= Work instructions =
Make an exact copy of each entry, leaving out every picture.

= Task input =

════

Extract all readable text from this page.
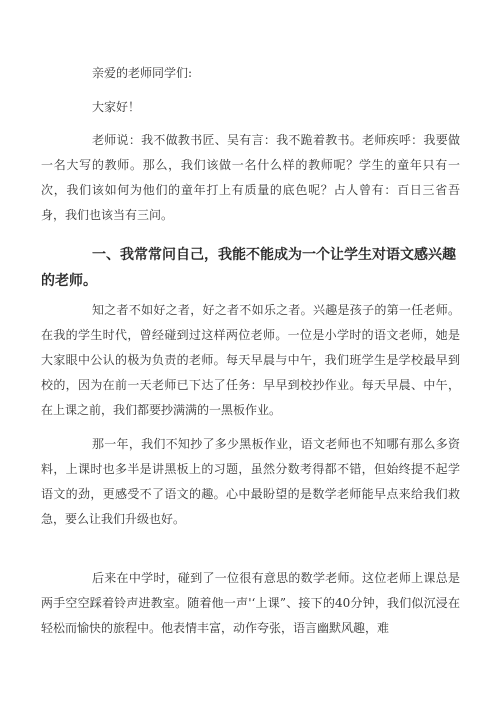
亲爱的老师同学们:
大家好！

老师说：我不做教书匠、吴有言：我不跪着教书。老师疾呼：我要做一名大写的教师。那么，我们该做一名什么样的教师呢？学生的童年只有一次，我们该如何为他们的童年打上有质量的底色呢？占人曾有：百日三省吾身，我们也该当有三问。

一、我常常问自己，我能不能成为一个让学生对语文感兴趣的老师。

知之者不如好之者，好之者不如乐之者。兴趣是孩子的第一任老师。在我的学生时代，曾经碰到过这样两位老师。一位是小学时的语文老师，她是大家眼中公认的极为负责的老师。每天早晨与中午，我们班学生是学校最早到校的，因为在前一天老师已下达了任务：早早到校抄作业。每天早晨、中午，在上课之前，我们都要抄满满的一黑板作业。

那一年，我们不知抄了多少黑板作业，语文老师也不知哪有那么多资料，上课时也多半是讲黑板上的习题，虽然分数考得都不错，但始终提不起学语文的劲，更感受不了语文的趣。心中最盼望的是数学老师能早点来给我们救急，要么让我们升级也好。

后来在中学时，碰到了一位很有意思的数学老师。这位老师上课总是两手空空踩着铃声进教室。随着他一声'‘上课”、接下的40分钟，我们似沉浸在轻松而愉快的旅程中。他表情丰富，动作夸张，语言幽默风趣，难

════

= Output for this exercise =
Extract all readable text from this page.
亲爱的老师同学们:
大家好！

老师说：我不做教书匠、吴有言：我不跪着教书。老师疾呼：我要做一名大写的教师。那么，我们该做一名什么样的教师呢？学生的童年只有一次，我们该如何为他们的童年打上有质量的底色呢？占人曾有：百日三省吾身，我们也该当有三问。

一、我常常问自己，我能不能成为一个让学生对语文感兴趣的老师。

知之者不如好之者，好之者不如乐之者。兴趣是孩子的第一任老师。在我的学生时代，曾经碰到过这样两位老师。一位是小学时的语文老师，她是大家眼中公认的极为负责的老师。每天早晨与中午，我们班学生是学校最早到校的，因为在前一天老师已下达了任务：早早到校抄作业。每天早晨、中午，在上课之前，我们都要抄满满的一黑板作业。

那一年，我们不知抄了多少黑板作业，语文老师也不知哪有那么多资料，上课时也多半是讲黑板上的习题，虽然分数考得都不错，但始终提不起学语文的劲，更感受不了语文的趣。心中最盼望的是数学老师能早点来给我们救急，要么让我们升级也好。

后来在中学时，碰到了一位很有意思的数学老师。这位老师上课总是两手空空踩着铃声进教室。随着他一声'‘上课”、接下的40分钟，我们似沉浸在轻松而愉快的旅程中。他表情丰富，动作夸张，语言幽默风趣，难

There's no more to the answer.